- _WHAT TO DO_
Keep every line where the word "Форум" appears; drop the rest.

========================

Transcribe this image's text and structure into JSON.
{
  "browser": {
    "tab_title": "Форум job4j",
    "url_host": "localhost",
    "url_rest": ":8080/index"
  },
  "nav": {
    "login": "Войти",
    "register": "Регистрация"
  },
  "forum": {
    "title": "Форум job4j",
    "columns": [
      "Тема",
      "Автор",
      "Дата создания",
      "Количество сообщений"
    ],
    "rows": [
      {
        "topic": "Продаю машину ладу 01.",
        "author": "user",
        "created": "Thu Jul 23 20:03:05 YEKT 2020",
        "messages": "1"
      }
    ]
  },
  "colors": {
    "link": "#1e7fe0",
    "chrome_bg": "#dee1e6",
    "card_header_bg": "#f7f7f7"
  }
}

========================

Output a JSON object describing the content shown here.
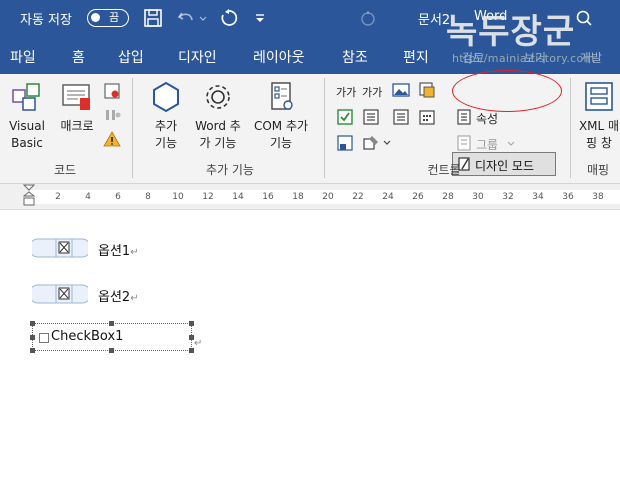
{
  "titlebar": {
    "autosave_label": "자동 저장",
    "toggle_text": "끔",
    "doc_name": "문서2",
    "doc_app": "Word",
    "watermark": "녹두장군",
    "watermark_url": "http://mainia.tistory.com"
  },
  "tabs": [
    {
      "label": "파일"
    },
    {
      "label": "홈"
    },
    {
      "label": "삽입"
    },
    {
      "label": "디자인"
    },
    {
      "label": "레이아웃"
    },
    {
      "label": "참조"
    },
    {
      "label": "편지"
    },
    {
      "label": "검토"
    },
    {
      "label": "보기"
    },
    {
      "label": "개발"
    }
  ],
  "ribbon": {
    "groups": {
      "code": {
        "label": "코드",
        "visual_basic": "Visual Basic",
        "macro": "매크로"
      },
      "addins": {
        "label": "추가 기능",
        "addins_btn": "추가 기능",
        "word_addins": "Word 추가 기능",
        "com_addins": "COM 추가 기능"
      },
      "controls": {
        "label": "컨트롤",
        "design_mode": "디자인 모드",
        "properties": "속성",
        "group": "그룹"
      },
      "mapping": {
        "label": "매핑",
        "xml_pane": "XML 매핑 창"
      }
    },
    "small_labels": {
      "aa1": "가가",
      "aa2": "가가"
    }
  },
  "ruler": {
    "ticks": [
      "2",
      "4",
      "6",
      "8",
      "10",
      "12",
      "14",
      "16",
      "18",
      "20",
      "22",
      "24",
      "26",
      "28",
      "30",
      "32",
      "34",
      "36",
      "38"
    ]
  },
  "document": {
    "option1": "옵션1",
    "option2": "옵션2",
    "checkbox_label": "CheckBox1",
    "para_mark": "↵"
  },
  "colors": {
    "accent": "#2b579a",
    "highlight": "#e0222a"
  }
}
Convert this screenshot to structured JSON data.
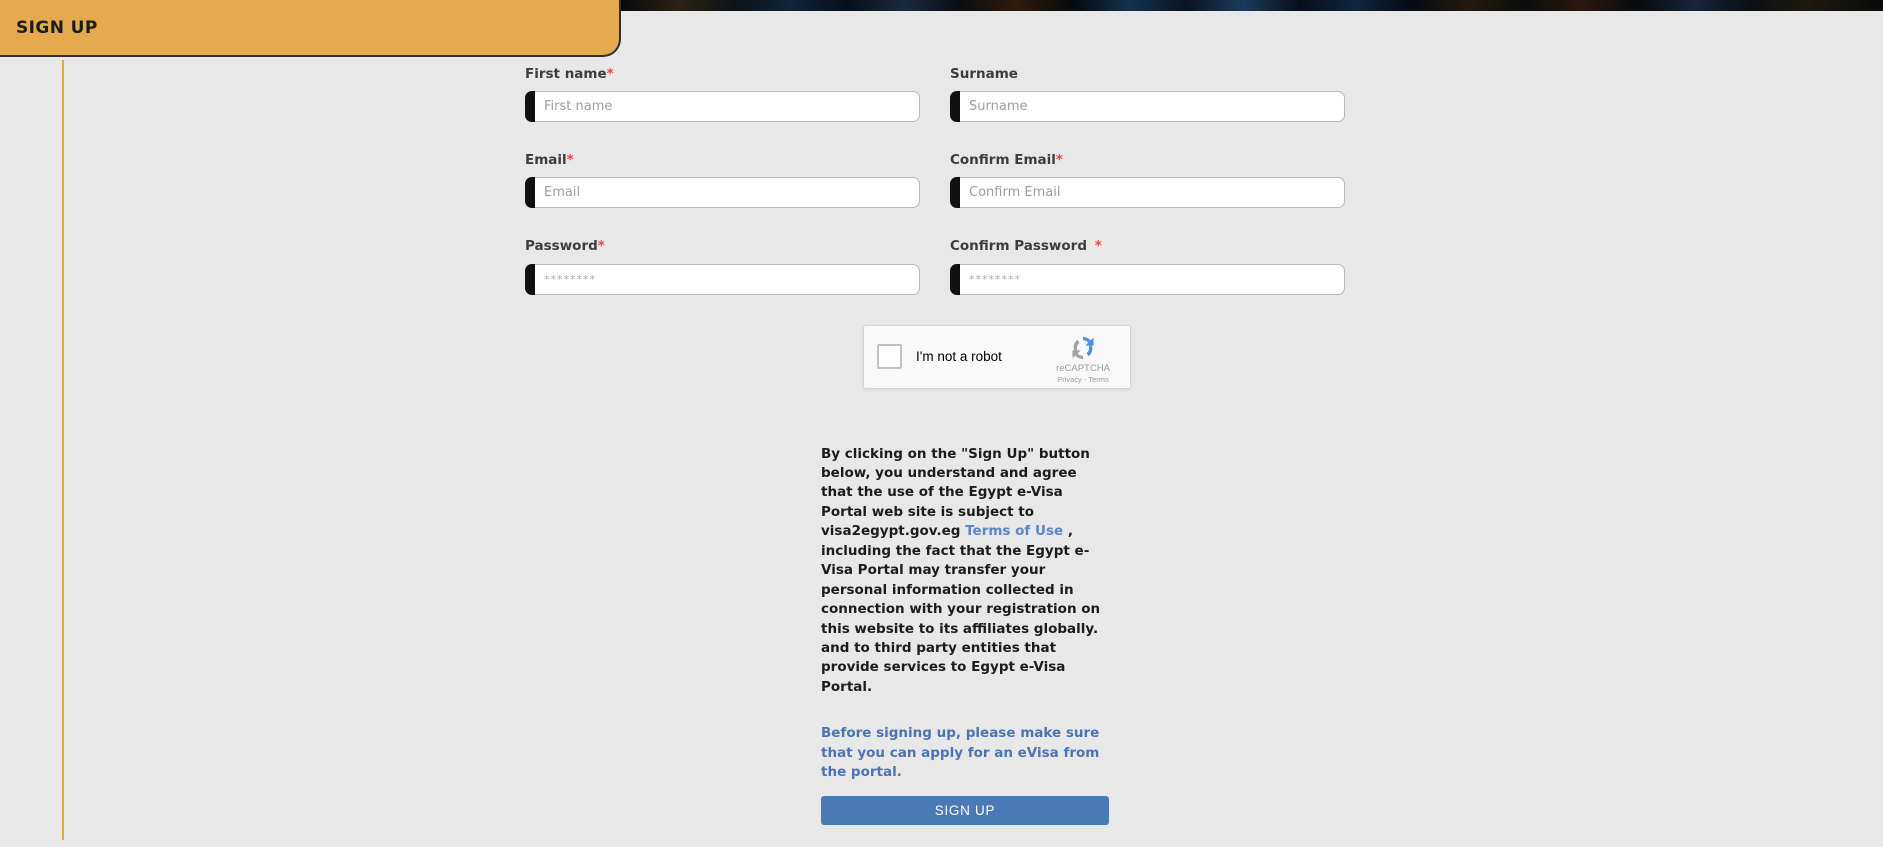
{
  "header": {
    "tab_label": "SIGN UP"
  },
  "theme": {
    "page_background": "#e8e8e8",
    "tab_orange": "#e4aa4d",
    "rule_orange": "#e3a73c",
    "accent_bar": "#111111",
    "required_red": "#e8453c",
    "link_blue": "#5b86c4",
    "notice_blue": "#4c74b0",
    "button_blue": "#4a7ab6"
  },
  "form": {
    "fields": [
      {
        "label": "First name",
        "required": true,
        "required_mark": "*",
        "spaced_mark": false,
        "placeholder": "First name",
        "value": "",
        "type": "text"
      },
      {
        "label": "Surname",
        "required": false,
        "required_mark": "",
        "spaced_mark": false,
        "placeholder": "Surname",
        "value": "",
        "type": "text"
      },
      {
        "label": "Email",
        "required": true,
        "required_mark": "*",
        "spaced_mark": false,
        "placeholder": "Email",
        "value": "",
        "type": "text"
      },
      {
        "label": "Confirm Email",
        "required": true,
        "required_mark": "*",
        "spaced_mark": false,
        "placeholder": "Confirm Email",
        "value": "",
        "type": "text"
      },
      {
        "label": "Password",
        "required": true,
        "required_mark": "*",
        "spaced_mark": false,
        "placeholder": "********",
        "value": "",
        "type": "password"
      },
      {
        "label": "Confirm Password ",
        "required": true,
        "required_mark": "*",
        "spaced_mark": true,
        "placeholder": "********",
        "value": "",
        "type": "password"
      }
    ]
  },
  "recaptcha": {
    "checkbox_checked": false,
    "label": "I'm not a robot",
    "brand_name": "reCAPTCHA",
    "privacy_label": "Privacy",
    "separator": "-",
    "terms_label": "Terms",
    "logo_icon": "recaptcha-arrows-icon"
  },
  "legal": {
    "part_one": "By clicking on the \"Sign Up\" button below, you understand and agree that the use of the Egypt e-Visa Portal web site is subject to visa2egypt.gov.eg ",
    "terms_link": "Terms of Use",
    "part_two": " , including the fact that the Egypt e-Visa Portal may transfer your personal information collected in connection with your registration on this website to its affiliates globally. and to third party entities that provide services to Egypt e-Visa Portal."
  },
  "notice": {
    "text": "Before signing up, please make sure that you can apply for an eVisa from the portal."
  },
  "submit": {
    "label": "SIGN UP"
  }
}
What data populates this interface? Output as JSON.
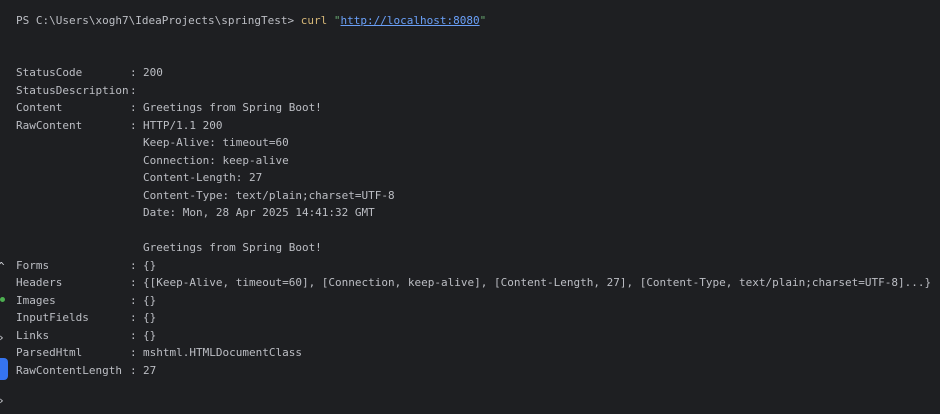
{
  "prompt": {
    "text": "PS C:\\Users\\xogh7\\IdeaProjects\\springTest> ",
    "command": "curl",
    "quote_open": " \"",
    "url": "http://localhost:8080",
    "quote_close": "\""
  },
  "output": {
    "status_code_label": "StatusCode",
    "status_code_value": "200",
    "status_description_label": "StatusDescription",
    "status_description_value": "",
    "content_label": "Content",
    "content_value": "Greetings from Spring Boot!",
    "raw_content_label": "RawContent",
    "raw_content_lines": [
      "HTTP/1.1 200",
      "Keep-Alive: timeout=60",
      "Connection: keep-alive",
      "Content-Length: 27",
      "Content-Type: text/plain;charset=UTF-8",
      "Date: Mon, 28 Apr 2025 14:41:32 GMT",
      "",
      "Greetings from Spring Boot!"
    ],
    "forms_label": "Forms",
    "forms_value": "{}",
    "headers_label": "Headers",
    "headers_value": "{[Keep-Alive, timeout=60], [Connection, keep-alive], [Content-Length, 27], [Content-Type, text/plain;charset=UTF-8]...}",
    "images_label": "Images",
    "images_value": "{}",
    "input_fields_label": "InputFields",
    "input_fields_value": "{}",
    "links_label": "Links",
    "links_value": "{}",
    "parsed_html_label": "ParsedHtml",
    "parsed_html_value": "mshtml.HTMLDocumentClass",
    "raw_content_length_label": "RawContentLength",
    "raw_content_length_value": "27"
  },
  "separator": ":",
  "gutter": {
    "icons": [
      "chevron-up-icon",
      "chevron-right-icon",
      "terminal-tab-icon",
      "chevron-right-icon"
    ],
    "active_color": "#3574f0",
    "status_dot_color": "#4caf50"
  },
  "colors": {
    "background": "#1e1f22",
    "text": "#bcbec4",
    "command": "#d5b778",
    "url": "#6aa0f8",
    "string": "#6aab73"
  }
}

========================

- _TASK ANSWER_
    "tab_title": "Форум job4j",
    "title": "Форум job4j",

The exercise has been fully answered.